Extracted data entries
- - - - - - -
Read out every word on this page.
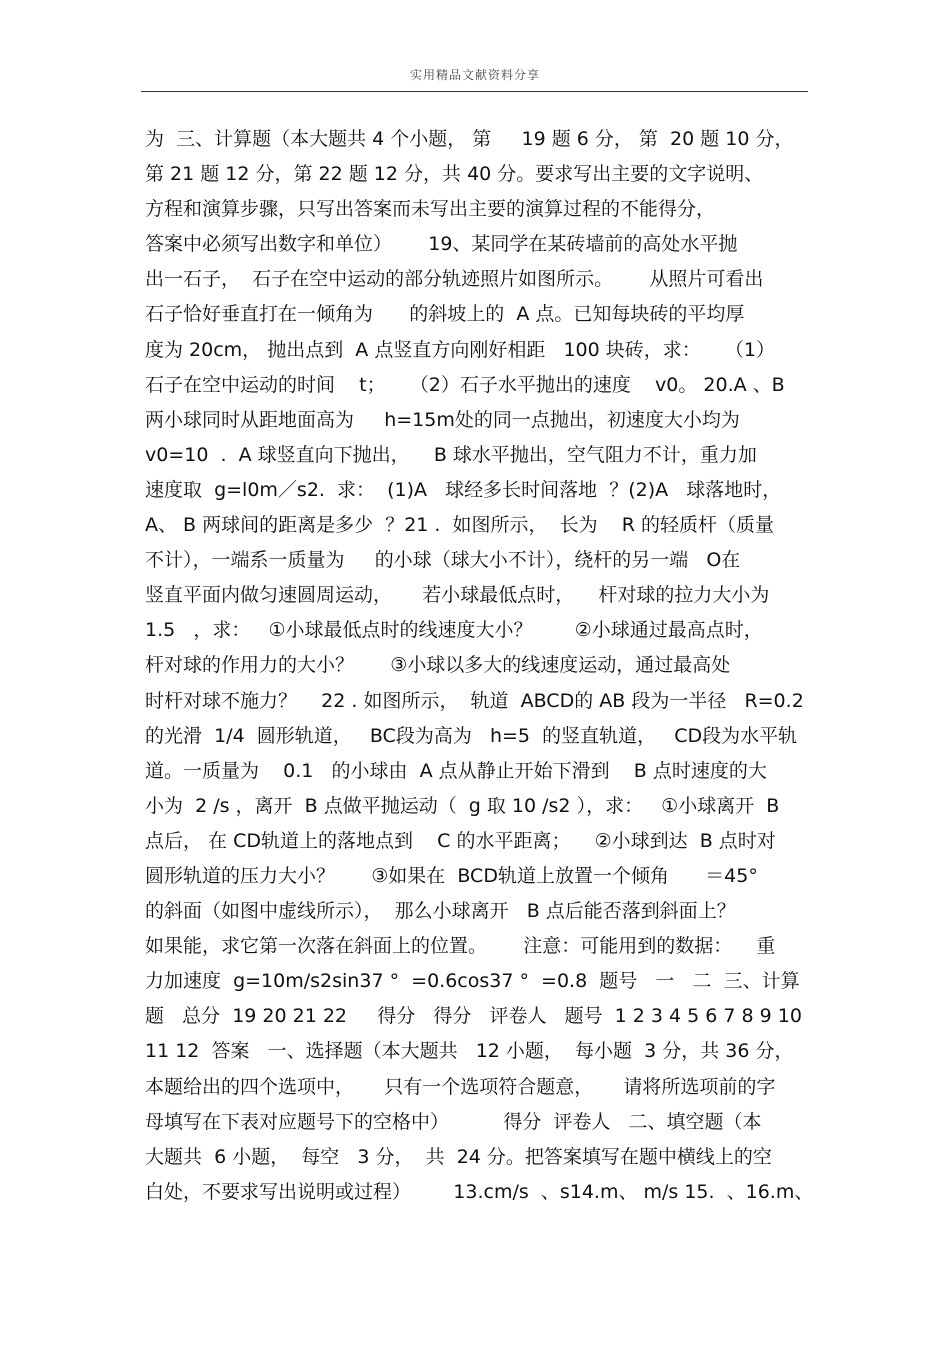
实用精品文献资料分享
为  三、计算题（本大题共 4 个小题， 第     19 题 6 分， 第  20 题 10 分，
第 21 题 12 分，第 22 题 12 分，共 40 分。要求写出主要的文字说明、
方程和演算步骤，只写出答案而未写出主要的演算过程的不能得分，
答案中必须写出数字和单位）      19、某同学在某砖墙前的高处水平抛
出一石子，  石子在空中运动的部分轨迹照片如图所示。      从照片可看出
石子恰好垂直打在一倾角为      的斜坡上的  A 点。已知每块砖的平均厚
度为 20cm， 抛出点到  A 点竖直方向刚好相距   100 块砖，求：    （1）
石子在空中运动的时间    t；    （2）石子水平抛出的速度    v0。 20.A 、B
两小球同时从距地面高为     h=15m处的同一点抛出，初速度大小均为
v0=10  .  A 球竖直向下抛出，    B 球水平抛出，空气阻力不计，重力加
速度取  g=l0m／s2.  求：  (1)A   球经多长时间落地  ？(2)A   球落地时，
A、 B 两球间的距离是多少  ？21 .  如图所示，  长为    R 的轻质杆（质量
不计），一端系一质量为     的小球（球大小不计），绕杆的另一端   O在
竖直平面内做匀速圆周运动，     若小球最低点时，    杆对球的拉力大小为
1.5   ，求：   ①小球最低点时的线速度大小？       ②小球通过最高点时，
杆对球的作用力的大小？      ③小球以多大的线速度运动，通过最高处
时杆对球不施力？    22 . 如图所示，  轨道  ABCD的 AB 段为一半径   R=0.2
的光滑  1/4  圆形轨道，   BC段为高为   h=5  的竖直轨道，   CD段为水平轨
道。一质量为    0.1   的小球由  A 点从静止开始下滑到    B 点时速度的大
小为  2 /s ，离开  B 点做平抛运动（  g 取 10 /s2 ），求：   ①小球离开  B
点后， 在 CD轨道上的落地点到    C 的水平距离；    ②小球到达  B 点时对
圆形轨道的压力大小？      ③如果在  BCD轨道上放置一个倾角      ＝45°
的斜面（如图中虚线所示），  那么小球离开   B 点后能否落到斜面上？
如果能，求它第一次落在斜面上的位置。      注意：可能用到的数据：    重
力加速度  g=10m/s2sin37 °  =0.6cos37 °  =0.8  题号   一   二  三、计算
题   总分  19 20 21 22     得分   得分   评卷人   题号  1 2 3 4 5 6 7 8 9 10
11 12  答案   一、选择题（本大题共   12 小题，  每小题  3 分，共 36 分，
本题给出的四个选项中，     只有一个选项符合题意，     请将所选项前的字
母填写在下表对应题号下的空格中）         得分  评卷人   二、填空题（本
大题共  6 小题，  每空   3 分，  共  24 分。把答案填写在题中横线上的空
白处，不要求写出说明或过程）       13.cm/s  、s14.m、 m/s 15.  、16.m、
- - - - - - -
Your objective:
Repeat the data above exactly, but not the pictures.

Worked answer:
Read out every word on this page.
实用精品文献资料分享
为  三、计算题（本大题共 4 个小题， 第     19 题 6 分， 第  20 题 10 分，
第 21 题 12 分，第 22 题 12 分，共 40 分。要求写出主要的文字说明、
方程和演算步骤，只写出答案而未写出主要的演算过程的不能得分，
答案中必须写出数字和单位）      19、某同学在某砖墙前的高处水平抛
出一石子，  石子在空中运动的部分轨迹照片如图所示。      从照片可看出
石子恰好垂直打在一倾角为      的斜坡上的  A 点。已知每块砖的平均厚
度为 20cm， 抛出点到  A 点竖直方向刚好相距   100 块砖，求：    （1）
石子在空中运动的时间    t；    （2）石子水平抛出的速度    v0。 20.A 、B
两小球同时从距地面高为     h=15m处的同一点抛出，初速度大小均为
v0=10  .  A 球竖直向下抛出，    B 球水平抛出，空气阻力不计，重力加
速度取  g=l0m／s2.  求：  (1)A   球经多长时间落地  ？(2)A   球落地时，
A、 B 两球间的距离是多少  ？21 .  如图所示，  长为    R 的轻质杆（质量
不计），一端系一质量为     的小球（球大小不计），绕杆的另一端   O在
竖直平面内做匀速圆周运动，     若小球最低点时，    杆对球的拉力大小为
1.5   ，求：   ①小球最低点时的线速度大小？       ②小球通过最高点时，
杆对球的作用力的大小？      ③小球以多大的线速度运动，通过最高处
时杆对球不施力？    22 . 如图所示，  轨道  ABCD的 AB 段为一半径   R=0.2
的光滑  1/4  圆形轨道，   BC段为高为   h=5  的竖直轨道，   CD段为水平轨
道。一质量为    0.1   的小球由  A 点从静止开始下滑到    B 点时速度的大
小为  2 /s ，离开  B 点做平抛运动（  g 取 10 /s2 ），求：   ①小球离开  B
点后， 在 CD轨道上的落地点到    C 的水平距离；    ②小球到达  B 点时对
圆形轨道的压力大小？      ③如果在  BCD轨道上放置一个倾角      ＝45°
的斜面（如图中虚线所示），  那么小球离开   B 点后能否落到斜面上？
如果能，求它第一次落在斜面上的位置。      注意：可能用到的数据：    重
力加速度  g=10m/s2sin37 °  =0.6cos37 °  =0.8  题号   一   二  三、计算
题   总分  19 20 21 22     得分   得分   评卷人   题号  1 2 3 4 5 6 7 8 9 10
11 12  答案   一、选择题（本大题共   12 小题，  每小题  3 分，共 36 分，
本题给出的四个选项中，     只有一个选项符合题意，     请将所选项前的字
母填写在下表对应题号下的空格中）         得分  评卷人   二、填空题（本
大题共  6 小题，  每空   3 分，  共  24 分。把答案填写在题中横线上的空
白处，不要求写出说明或过程）       13.cm/s  、s14.m、 m/s 15.  、16.m、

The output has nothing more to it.